-- Given task --
How many lines in the records below contain the string "epoxidation"? Reply with the number alone.

[Saved data entries]
.....

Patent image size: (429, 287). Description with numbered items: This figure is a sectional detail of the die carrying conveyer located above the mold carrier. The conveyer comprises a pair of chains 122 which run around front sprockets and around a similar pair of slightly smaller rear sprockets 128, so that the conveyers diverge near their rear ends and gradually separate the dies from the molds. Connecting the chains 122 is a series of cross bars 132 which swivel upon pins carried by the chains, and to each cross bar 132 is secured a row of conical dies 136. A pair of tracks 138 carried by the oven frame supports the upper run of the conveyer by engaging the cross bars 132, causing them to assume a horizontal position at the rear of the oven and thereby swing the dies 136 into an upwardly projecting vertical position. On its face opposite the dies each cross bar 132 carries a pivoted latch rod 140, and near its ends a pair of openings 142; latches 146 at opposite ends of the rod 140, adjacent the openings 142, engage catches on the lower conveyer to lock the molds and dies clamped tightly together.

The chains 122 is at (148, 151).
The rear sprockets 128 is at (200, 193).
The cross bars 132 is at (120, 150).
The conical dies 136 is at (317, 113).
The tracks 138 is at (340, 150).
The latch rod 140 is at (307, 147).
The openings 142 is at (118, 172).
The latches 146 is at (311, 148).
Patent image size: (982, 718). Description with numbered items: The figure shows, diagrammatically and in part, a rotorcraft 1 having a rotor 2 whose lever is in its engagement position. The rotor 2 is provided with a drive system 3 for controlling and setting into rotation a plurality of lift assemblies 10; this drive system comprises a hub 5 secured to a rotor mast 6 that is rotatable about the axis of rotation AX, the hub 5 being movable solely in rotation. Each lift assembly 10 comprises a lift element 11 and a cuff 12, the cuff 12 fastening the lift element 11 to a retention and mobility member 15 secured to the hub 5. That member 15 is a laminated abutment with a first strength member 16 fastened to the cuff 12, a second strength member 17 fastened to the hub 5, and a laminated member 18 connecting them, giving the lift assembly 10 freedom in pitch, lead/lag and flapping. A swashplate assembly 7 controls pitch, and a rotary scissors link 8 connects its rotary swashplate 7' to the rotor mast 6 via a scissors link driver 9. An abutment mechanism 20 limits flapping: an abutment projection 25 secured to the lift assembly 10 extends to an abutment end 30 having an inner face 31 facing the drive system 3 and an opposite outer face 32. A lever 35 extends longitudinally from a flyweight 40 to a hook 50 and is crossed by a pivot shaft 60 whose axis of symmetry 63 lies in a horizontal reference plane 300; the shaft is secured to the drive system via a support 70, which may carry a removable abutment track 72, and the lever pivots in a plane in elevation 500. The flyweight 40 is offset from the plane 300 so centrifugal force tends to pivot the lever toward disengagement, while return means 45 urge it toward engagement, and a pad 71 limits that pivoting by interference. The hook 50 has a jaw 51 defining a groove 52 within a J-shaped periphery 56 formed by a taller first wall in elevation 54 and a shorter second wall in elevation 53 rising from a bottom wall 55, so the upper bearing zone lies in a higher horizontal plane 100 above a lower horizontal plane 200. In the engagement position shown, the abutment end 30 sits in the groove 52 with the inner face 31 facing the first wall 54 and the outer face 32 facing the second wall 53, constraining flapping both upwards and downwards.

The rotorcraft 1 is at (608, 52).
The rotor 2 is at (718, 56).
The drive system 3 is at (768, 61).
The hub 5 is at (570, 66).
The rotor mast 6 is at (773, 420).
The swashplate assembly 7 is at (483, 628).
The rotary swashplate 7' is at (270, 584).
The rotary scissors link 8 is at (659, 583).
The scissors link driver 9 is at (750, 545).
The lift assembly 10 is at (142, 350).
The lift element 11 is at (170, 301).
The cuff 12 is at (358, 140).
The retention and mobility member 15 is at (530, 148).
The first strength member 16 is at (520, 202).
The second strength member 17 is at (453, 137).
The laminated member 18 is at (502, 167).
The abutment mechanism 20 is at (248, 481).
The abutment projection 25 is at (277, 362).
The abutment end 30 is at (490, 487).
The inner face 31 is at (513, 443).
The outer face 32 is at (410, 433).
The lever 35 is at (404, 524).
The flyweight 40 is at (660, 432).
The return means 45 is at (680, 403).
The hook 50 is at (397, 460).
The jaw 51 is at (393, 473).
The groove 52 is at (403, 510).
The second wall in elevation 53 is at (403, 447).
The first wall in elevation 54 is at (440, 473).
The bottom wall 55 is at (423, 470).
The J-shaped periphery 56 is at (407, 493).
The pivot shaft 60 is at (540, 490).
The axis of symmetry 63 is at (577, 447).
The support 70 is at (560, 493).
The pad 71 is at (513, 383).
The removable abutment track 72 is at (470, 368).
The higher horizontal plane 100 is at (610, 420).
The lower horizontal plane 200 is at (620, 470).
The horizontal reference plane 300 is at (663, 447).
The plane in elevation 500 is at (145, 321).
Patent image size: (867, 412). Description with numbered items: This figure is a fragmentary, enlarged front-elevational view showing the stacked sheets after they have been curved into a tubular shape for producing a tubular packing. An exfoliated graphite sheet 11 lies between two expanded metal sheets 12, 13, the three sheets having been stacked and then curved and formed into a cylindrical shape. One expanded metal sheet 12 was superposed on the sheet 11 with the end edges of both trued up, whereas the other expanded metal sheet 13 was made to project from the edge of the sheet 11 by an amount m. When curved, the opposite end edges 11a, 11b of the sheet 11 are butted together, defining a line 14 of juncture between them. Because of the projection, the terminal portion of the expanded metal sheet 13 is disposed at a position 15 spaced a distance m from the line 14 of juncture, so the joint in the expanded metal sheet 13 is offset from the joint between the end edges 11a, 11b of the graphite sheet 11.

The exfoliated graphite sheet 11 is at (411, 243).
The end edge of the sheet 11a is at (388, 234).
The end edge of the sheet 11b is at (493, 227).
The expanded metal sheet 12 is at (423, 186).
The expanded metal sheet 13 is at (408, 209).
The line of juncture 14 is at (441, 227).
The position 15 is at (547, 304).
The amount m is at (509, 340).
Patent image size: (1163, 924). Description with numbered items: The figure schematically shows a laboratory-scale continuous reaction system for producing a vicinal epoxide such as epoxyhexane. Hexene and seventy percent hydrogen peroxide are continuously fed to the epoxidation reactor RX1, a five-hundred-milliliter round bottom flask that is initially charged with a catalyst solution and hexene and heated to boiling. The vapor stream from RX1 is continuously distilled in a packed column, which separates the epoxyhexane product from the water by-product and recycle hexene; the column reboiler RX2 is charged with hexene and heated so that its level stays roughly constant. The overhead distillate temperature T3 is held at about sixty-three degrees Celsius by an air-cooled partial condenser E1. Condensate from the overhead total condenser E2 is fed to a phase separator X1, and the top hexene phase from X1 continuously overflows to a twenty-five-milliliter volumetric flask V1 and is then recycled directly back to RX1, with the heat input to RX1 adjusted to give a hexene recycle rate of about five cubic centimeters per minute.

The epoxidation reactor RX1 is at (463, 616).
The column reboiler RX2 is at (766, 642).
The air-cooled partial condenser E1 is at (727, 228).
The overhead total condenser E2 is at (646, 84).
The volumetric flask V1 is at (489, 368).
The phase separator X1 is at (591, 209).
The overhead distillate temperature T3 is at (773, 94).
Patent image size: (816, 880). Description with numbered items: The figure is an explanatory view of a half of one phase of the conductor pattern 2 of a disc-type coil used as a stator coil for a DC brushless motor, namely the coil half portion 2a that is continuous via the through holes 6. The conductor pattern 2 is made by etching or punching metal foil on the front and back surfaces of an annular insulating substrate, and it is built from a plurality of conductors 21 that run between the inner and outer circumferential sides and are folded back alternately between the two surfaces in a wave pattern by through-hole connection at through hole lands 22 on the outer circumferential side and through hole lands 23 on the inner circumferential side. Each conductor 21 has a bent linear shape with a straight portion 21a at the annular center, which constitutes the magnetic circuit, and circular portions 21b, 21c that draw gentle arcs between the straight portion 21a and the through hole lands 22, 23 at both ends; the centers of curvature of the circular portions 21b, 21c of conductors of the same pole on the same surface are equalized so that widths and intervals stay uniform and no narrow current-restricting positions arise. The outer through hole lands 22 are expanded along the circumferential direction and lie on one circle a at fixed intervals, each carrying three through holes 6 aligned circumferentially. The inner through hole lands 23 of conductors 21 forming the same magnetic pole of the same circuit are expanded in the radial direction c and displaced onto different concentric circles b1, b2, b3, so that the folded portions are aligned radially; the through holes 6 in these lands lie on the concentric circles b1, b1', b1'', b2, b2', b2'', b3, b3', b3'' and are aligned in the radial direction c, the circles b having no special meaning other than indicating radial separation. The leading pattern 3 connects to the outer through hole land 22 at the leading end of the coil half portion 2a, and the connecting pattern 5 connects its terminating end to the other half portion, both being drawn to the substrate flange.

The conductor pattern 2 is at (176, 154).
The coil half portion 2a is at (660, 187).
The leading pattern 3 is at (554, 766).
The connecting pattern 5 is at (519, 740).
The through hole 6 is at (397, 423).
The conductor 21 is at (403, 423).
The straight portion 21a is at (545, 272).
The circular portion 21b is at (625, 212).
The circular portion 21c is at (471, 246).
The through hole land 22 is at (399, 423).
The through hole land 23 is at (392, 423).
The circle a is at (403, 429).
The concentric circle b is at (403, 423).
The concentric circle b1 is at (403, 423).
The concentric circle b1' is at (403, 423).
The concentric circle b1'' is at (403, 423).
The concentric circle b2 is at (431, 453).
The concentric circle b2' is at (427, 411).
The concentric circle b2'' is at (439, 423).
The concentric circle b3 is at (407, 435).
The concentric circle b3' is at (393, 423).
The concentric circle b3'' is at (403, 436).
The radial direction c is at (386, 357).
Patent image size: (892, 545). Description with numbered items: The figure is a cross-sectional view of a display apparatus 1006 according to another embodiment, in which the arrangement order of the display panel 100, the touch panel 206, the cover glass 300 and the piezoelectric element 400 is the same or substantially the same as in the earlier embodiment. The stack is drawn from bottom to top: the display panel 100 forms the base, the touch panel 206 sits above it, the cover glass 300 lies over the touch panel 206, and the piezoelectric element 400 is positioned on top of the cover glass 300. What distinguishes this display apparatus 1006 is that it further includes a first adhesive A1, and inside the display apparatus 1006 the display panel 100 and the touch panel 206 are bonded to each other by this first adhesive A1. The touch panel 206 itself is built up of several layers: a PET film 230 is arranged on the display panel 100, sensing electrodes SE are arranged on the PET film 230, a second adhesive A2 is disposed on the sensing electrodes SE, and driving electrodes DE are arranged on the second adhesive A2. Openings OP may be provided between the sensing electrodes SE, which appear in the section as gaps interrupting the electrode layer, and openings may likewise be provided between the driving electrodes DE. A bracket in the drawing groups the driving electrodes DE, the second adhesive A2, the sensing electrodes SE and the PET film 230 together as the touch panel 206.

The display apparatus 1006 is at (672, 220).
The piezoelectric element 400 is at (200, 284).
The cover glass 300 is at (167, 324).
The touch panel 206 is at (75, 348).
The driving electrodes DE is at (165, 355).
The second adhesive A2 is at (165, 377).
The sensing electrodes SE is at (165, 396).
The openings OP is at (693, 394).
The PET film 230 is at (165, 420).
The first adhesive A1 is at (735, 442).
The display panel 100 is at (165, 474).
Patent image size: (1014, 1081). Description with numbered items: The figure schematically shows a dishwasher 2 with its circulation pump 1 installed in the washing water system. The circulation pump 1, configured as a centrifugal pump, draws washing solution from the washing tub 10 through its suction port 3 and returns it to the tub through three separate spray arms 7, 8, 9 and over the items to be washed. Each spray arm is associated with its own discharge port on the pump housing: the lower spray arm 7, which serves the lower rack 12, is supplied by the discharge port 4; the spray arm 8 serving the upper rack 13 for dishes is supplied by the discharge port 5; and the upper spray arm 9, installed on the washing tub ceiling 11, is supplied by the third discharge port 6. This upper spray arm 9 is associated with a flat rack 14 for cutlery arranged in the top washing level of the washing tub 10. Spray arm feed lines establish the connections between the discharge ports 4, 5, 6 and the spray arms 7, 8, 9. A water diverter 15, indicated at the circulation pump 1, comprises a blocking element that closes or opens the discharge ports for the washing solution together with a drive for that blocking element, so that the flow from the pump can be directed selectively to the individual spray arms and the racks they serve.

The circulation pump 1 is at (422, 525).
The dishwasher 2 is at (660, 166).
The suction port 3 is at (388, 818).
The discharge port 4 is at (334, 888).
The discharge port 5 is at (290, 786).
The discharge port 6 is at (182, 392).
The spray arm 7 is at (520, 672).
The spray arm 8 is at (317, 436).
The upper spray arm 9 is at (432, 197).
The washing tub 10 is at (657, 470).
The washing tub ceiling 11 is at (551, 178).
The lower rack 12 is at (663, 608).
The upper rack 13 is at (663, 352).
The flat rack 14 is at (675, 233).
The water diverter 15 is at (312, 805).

.....

-- Output of the task --
2